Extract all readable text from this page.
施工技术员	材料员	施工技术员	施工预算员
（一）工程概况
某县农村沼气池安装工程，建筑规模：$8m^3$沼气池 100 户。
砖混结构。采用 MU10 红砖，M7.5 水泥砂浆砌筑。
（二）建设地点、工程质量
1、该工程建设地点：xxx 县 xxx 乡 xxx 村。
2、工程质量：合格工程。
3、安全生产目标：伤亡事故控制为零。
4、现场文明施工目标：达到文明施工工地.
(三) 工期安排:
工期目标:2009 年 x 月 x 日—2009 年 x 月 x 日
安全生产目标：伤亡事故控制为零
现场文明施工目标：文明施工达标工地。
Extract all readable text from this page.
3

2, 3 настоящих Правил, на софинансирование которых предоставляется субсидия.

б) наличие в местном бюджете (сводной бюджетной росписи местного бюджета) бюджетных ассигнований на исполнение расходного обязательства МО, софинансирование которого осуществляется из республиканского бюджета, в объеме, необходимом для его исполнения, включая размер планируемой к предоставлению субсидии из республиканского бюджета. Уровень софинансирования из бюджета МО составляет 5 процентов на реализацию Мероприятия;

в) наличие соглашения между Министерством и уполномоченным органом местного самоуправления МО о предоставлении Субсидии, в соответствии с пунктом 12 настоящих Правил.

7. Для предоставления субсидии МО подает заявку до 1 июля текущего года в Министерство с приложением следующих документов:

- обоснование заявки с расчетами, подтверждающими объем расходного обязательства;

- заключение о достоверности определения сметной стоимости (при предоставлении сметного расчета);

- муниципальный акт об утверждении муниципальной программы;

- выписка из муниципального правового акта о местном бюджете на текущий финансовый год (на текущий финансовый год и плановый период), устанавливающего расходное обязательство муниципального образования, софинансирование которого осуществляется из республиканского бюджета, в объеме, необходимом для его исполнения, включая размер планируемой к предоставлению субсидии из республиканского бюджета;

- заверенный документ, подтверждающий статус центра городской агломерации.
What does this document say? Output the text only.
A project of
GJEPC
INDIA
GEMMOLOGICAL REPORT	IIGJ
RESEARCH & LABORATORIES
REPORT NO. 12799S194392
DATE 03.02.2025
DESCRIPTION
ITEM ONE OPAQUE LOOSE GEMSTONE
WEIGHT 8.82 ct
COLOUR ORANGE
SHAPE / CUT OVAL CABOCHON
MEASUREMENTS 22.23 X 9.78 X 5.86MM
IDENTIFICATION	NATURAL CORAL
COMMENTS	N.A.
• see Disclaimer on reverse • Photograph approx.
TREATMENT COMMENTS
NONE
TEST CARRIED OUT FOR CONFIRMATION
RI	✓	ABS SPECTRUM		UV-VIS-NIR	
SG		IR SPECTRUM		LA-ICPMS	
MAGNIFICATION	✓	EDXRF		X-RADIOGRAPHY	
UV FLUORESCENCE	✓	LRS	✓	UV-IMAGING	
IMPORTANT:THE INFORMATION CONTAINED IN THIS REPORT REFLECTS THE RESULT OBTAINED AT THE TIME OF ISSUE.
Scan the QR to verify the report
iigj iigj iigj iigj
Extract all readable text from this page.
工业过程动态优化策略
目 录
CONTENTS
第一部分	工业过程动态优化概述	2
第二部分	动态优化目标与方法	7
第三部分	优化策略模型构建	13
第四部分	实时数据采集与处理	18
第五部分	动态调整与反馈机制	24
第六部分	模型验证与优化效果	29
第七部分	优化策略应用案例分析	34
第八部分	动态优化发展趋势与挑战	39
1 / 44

────────────────────

■ What you are asked to do:
Give back exactly the lines beginning at the one with "What does this" and ending at the final line of the material; both boundary lines belong in it.

■ Solution to the problem:
What does this document say? Output the text only.
A project of
GJEPC
INDIA
GEMMOLOGICAL REPORT	IIGJ
RESEARCH & LABORATORIES
REPORT NO. 12799S194392
DATE 03.02.2025
DESCRIPTION
ITEM ONE OPAQUE LOOSE GEMSTONE
WEIGHT 8.82 ct
COLOUR ORANGE
SHAPE / CUT OVAL CABOCHON
MEASUREMENTS 22.23 X 9.78 X 5.86MM
IDENTIFICATION	NATURAL CORAL
COMMENTS	N.A.
• see Disclaimer on reverse • Photograph approx.
TREATMENT COMMENTS
NONE
TEST CARRIED OUT FOR CONFIRMATION
RI	✓	ABS SPECTRUM		UV-VIS-NIR	
SG		IR SPECTRUM		LA-ICPMS	
MAGNIFICATION	✓	EDXRF		X-RADIOGRAPHY	
UV FLUORESCENCE	✓	LRS	✓	UV-IMAGING	
IMPORTANT:THE INFORMATION CONTAINED IN THIS REPORT REFLECTS THE RESULT OBTAINED AT THE TIME OF ISSUE.
Scan the QR to verify the report
iigj iigj iigj iigj
Extract all readable text from this page.
工业过程动态优化策略
目 录
CONTENTS
第一部分	工业过程动态优化概述	2
第二部分	动态优化目标与方法	7
第三部分	优化策略模型构建	13
第四部分	实时数据采集与处理	18
第五部分	动态调整与反馈机制	24
第六部分	模型验证与优化效果	29
第七部分	优化策略应用案例分析	34
第八部分	动态优化发展趋势与挑战	39
1 / 44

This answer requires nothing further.